Supplied data:
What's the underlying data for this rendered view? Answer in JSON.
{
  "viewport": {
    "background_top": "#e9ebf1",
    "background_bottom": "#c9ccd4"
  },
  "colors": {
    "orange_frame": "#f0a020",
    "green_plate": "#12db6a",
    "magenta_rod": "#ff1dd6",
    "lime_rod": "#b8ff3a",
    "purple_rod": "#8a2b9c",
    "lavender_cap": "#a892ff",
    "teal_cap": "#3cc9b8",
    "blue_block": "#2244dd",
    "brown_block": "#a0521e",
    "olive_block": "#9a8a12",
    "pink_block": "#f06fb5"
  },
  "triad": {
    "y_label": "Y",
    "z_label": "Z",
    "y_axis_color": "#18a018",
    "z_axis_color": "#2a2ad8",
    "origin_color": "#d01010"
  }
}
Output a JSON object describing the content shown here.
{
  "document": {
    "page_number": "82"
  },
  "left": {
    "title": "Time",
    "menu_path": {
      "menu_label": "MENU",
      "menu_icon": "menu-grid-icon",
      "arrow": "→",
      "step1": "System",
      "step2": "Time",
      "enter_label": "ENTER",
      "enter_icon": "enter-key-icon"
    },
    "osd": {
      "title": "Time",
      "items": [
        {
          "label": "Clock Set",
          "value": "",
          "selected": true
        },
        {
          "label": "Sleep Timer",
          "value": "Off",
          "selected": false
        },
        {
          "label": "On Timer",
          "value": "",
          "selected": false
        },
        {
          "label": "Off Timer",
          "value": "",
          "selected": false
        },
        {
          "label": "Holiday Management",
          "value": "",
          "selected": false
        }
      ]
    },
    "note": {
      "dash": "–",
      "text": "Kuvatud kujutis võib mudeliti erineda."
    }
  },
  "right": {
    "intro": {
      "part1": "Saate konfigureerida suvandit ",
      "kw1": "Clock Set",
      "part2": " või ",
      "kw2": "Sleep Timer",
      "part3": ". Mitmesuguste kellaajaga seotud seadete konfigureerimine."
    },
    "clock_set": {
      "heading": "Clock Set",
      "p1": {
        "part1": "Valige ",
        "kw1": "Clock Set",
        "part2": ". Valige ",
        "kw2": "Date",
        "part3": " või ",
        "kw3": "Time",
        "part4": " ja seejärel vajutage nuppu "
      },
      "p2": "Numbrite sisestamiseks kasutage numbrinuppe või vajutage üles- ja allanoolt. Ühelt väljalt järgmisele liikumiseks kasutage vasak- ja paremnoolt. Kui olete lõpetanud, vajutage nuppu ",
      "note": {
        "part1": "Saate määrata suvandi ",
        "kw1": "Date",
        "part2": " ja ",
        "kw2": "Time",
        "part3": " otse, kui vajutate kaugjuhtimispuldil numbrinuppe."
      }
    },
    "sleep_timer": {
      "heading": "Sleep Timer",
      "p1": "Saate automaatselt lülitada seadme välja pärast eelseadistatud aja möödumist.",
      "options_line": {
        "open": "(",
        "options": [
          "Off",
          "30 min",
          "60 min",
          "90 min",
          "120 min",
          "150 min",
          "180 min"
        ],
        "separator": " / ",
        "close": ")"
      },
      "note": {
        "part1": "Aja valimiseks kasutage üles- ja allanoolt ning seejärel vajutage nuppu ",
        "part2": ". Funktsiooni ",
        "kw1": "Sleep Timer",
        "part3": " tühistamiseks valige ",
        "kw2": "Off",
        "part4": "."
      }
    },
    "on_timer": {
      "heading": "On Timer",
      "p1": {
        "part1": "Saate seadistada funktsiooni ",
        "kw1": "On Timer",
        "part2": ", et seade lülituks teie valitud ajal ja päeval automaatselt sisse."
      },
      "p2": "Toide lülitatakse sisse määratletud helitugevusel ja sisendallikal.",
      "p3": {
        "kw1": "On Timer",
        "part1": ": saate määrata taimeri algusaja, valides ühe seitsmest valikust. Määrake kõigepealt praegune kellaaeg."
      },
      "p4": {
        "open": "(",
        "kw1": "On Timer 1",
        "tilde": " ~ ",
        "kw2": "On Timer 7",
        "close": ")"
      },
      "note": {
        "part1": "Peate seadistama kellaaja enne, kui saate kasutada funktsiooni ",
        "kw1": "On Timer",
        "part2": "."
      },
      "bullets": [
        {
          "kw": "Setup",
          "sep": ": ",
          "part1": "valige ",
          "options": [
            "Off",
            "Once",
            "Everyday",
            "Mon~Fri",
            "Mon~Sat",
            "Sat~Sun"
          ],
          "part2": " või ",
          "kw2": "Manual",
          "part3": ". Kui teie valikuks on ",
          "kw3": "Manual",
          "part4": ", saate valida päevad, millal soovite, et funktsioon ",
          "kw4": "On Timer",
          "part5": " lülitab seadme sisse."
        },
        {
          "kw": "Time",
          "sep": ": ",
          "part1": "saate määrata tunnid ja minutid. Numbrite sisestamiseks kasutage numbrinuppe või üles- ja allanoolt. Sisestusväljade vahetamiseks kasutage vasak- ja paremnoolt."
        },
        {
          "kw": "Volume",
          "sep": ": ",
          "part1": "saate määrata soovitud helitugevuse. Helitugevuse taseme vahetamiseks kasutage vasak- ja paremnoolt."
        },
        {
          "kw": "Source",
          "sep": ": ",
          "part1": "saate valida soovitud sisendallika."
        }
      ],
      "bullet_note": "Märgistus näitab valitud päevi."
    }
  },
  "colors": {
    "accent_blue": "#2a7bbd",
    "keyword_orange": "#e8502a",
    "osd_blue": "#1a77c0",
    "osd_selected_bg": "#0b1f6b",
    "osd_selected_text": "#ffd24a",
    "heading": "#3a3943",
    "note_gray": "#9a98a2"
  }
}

What this task involves: How many lines in the records hold the string "vahetamiseks"? Reply with the number alone.

Exercise result: 2